Extracted records
+++
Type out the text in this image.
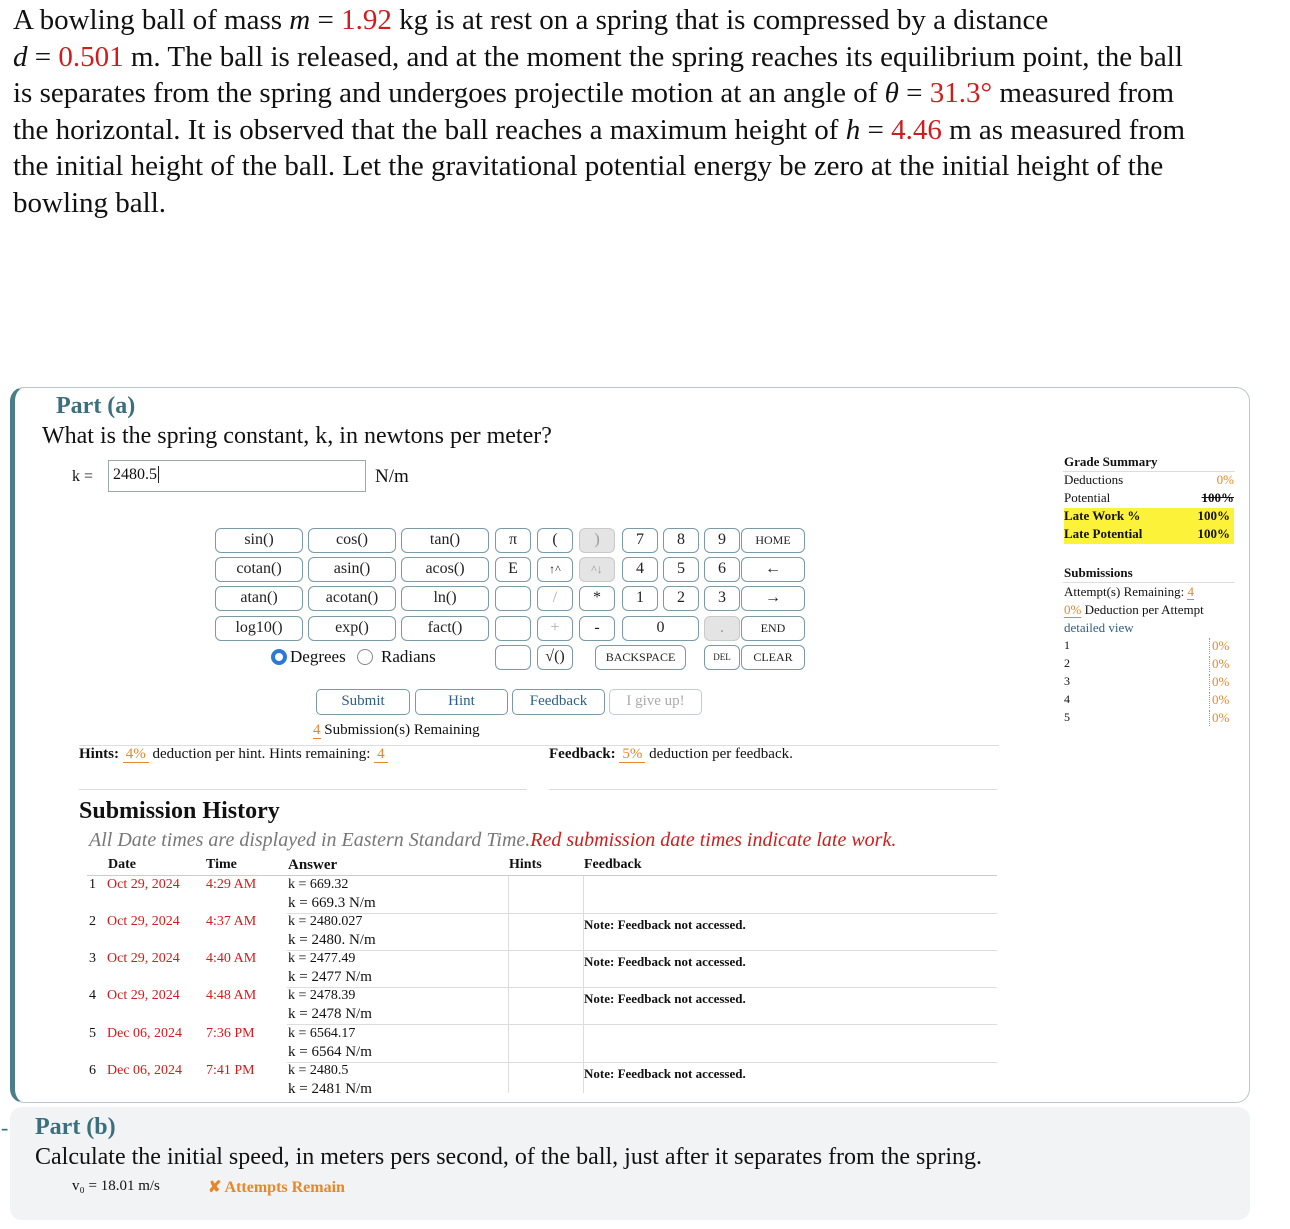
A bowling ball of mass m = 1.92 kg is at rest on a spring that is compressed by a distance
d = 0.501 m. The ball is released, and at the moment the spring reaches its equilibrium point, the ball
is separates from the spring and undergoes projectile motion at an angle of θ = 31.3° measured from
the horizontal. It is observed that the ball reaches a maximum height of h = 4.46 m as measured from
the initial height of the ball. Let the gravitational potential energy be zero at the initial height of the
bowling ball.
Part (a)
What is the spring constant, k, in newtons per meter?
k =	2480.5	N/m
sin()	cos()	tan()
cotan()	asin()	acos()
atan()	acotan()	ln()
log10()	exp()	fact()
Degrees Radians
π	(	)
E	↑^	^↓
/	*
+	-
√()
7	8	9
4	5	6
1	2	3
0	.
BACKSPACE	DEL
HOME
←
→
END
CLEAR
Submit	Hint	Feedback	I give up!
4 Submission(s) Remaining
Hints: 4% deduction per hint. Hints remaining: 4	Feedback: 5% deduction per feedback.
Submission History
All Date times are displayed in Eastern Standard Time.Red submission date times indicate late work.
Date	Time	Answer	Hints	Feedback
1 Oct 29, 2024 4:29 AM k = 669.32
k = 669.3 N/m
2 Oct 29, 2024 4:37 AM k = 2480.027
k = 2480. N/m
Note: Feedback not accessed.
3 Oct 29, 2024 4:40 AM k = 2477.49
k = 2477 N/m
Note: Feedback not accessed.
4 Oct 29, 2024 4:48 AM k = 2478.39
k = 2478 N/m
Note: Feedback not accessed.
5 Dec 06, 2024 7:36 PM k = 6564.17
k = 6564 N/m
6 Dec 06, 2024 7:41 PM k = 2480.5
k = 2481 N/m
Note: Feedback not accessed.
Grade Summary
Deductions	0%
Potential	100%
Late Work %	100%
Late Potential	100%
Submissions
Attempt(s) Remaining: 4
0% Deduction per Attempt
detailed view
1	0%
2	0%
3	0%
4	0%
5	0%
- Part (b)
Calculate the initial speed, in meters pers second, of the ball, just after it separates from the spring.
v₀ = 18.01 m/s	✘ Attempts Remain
+++
- **Stated exercise**: Without including any pictures, reproduce the listing exactly.

- **Result of the exercise**:
Type out the text in this image.
A bowling ball of mass m = 1.92 kg is at rest on a spring that is compressed by a distance
d = 0.501 m. The ball is released, and at the moment the spring reaches its equilibrium point, the ball
is separates from the spring and undergoes projectile motion at an angle of θ = 31.3° measured from
the horizontal. It is observed that the ball reaches a maximum height of h = 4.46 m as measured from
the initial height of the ball. Let the gravitational potential energy be zero at the initial height of the
bowling ball.
Part (a)
What is the spring constant, k, in newtons per meter?
k =	2480.5	N/m
sin()	cos()	tan()
cotan()	asin()	acos()
atan()	acotan()	ln()
log10()	exp()	fact()
Degrees Radians
π	(	)
E	↑^	^↓
/	*
+	-
√()
7	8	9
4	5	6
1	2	3
0	.
BACKSPACE	DEL
HOME
←
→
END
CLEAR
Submit	Hint	Feedback	I give up!
4 Submission(s) Remaining
Hints: 4% deduction per hint. Hints remaining: 4	Feedback: 5% deduction per feedback.
Submission History
All Date times are displayed in Eastern Standard Time.Red submission date times indicate late work.
Date	Time	Answer	Hints	Feedback
1 Oct 29, 2024 4:29 AM k = 669.32
k = 669.3 N/m
2 Oct 29, 2024 4:37 AM k = 2480.027
k = 2480. N/m
Note: Feedback not accessed.
3 Oct 29, 2024 4:40 AM k = 2477.49
k = 2477 N/m
Note: Feedback not accessed.
4 Oct 29, 2024 4:48 AM k = 2478.39
k = 2478 N/m
Note: Feedback not accessed.
5 Dec 06, 2024 7:36 PM k = 6564.17
k = 6564 N/m
6 Dec 06, 2024 7:41 PM k = 2480.5
k = 2481 N/m
Note: Feedback not accessed.
Grade Summary
Deductions	0%
Potential	100%
Late Work %	100%
Late Potential	100%
Submissions
Attempt(s) Remaining: 4
0% Deduction per Attempt
detailed view
1	0%
2	0%
3	0%
4	0%
5	0%
- Part (b)
Calculate the initial speed, in meters pers second, of the ball, just after it separates from the spring.
v₀ = 18.01 m/s	✘ Attempts Remain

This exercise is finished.